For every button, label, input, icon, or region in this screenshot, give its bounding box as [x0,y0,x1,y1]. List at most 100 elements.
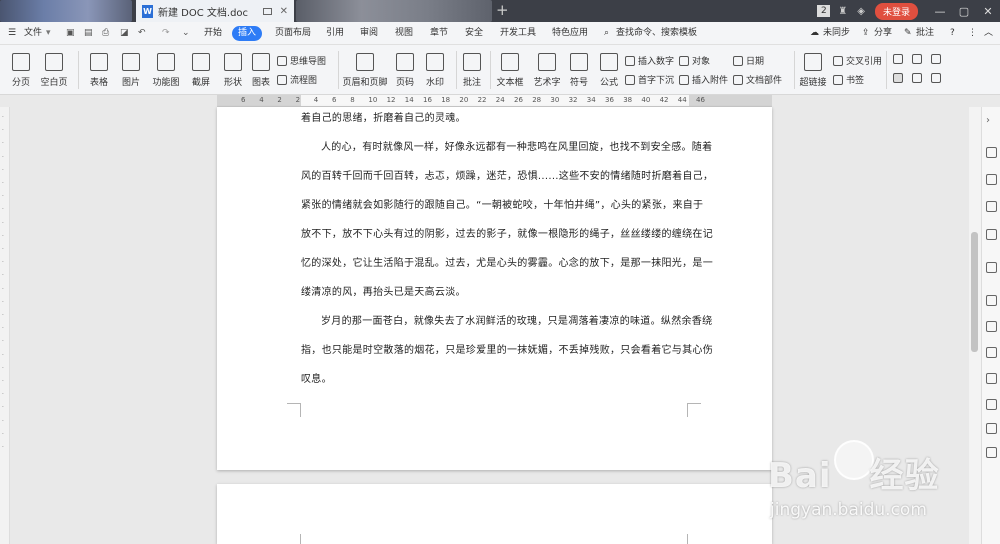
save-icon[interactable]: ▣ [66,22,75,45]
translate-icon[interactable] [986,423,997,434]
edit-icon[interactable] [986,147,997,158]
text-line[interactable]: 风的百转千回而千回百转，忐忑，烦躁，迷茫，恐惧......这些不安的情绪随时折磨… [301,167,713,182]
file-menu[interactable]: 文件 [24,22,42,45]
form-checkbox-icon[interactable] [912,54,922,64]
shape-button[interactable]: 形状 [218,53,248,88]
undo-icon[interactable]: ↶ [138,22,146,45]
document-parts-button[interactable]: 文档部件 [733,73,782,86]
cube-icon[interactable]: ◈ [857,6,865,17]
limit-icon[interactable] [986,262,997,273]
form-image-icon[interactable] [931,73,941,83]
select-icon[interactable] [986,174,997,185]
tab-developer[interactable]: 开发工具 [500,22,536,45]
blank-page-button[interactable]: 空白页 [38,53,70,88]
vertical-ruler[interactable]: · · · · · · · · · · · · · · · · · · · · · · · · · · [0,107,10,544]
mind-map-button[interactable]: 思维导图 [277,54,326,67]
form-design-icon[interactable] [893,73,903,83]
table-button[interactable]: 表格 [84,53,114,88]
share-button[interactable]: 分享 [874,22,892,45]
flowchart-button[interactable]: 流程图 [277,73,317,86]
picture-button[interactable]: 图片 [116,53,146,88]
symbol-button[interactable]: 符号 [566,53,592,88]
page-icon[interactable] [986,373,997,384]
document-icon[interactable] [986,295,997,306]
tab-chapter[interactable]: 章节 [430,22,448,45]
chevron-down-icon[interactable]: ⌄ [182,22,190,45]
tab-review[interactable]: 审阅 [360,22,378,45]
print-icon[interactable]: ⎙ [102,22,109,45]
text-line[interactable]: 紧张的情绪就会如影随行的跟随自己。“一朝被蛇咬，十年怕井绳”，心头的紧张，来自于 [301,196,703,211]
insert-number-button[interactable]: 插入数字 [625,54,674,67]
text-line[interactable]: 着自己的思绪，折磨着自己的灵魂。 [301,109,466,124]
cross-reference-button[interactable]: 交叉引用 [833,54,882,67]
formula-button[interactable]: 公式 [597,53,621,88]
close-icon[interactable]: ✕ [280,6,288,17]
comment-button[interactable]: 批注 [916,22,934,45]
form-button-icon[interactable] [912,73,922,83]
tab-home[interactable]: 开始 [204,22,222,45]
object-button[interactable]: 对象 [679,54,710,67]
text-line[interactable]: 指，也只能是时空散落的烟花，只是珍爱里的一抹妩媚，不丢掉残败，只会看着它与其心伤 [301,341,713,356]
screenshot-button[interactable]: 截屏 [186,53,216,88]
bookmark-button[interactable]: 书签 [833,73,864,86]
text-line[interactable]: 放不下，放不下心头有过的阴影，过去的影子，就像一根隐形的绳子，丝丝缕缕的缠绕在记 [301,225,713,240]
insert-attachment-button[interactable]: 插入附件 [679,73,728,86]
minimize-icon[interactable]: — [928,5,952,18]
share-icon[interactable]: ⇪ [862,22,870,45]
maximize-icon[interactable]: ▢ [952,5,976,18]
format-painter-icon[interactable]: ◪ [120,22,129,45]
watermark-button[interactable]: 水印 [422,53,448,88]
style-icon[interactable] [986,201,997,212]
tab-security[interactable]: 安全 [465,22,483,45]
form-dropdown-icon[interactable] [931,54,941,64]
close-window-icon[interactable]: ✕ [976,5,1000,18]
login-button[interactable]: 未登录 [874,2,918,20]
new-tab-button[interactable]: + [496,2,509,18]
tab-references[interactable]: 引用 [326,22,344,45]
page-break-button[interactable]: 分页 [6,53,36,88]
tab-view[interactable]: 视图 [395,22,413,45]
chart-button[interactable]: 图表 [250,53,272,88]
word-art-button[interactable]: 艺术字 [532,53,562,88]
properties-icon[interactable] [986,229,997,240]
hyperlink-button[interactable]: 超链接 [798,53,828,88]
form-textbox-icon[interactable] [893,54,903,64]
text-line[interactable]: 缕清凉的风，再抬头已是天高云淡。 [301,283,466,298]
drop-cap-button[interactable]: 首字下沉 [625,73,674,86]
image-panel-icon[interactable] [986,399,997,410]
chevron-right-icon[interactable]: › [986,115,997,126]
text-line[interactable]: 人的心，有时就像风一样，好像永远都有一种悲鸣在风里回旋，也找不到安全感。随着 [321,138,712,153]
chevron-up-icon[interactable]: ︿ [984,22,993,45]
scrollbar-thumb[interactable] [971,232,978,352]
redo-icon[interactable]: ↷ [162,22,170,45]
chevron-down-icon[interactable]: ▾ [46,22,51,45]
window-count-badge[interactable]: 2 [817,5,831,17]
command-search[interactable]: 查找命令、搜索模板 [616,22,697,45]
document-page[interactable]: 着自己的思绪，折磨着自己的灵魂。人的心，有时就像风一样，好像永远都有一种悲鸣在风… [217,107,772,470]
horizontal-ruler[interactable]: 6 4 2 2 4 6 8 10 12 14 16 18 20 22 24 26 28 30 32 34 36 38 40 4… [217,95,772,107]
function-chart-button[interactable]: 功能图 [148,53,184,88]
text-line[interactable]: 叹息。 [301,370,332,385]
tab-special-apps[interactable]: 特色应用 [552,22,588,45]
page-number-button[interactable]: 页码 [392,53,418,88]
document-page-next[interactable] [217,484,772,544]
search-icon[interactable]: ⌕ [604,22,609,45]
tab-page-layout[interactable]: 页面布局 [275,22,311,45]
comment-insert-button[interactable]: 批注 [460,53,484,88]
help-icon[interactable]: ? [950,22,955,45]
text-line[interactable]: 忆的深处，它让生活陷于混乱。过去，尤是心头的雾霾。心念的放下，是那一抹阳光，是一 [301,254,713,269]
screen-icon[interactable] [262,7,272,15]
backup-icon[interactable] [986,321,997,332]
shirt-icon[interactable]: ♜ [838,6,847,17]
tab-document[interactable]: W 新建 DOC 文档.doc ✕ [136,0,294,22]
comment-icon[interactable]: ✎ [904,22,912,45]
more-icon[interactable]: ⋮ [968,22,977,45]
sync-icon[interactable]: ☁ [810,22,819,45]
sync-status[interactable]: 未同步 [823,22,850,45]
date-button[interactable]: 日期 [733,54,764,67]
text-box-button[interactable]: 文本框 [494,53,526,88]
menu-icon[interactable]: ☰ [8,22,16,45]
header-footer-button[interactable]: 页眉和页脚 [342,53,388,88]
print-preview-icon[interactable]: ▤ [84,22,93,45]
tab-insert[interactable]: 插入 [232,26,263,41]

◆ **Direction**:
Transcribe the lines of the material verbatim, beginning with the line that contains "save-icon[interactable]: ▣ [66,22,75,45]" and continuing through the line that contains "cross-reference-button[interactable]: 交叉引用 [833,54,882,67]", both included.

◆ **Exercise answer**:
save-icon[interactable]: ▣ [66,22,75,45]
translate-icon[interactable] [986,423,997,434]
edit-icon[interactable] [986,147,997,158]
text-line[interactable]: 风的百转千回而千回百转，忐忑，烦躁，迷茫，恐惧......这些不安的情绪随时折磨… [301,167,713,182]
file-menu[interactable]: 文件 [24,22,42,45]
form-checkbox-icon[interactable] [912,54,922,64]
shape-button[interactable]: 形状 [218,53,248,88]
undo-icon[interactable]: ↶ [138,22,146,45]
document-parts-button[interactable]: 文档部件 [733,73,782,86]
cube-icon[interactable]: ◈ [857,6,865,17]
limit-icon[interactable] [986,262,997,273]
form-image-icon[interactable] [931,73,941,83]
select-icon[interactable] [986,174,997,185]
tab-developer[interactable]: 开发工具 [500,22,536,45]
blank-page-button[interactable]: 空白页 [38,53,70,88]
vertical-ruler[interactable]: · · · · · · · · · · · · · · · · · · · · · · · · · · [0,107,10,544]
mind-map-button[interactable]: 思维导图 [277,54,326,67]
form-design-icon[interactable] [893,73,903,83]
table-button[interactable]: 表格 [84,53,114,88]
share-button[interactable]: 分享 [874,22,892,45]
flowchart-button[interactable]: 流程图 [277,73,317,86]
picture-button[interactable]: 图片 [116,53,146,88]
symbol-button[interactable]: 符号 [566,53,592,88]
page-icon[interactable] [986,373,997,384]
document-icon[interactable] [986,295,997,306]
tab-chapter[interactable]: 章节 [430,22,448,45]
chevron-down-icon[interactable]: ⌄ [182,22,190,45]
tab-review[interactable]: 审阅 [360,22,378,45]
print-icon[interactable]: ⎙ [102,22,109,45]
text-line[interactable]: 紧张的情绪就会如影随行的跟随自己。“一朝被蛇咬，十年怕井绳”，心头的紧张，来自于 [301,196,703,211]
insert-number-button[interactable]: 插入数字 [625,54,674,67]
text-line[interactable]: 着自己的思绪，折磨着自己的灵魂。 [301,109,466,124]
cross-reference-button[interactable]: 交叉引用 [833,54,882,67]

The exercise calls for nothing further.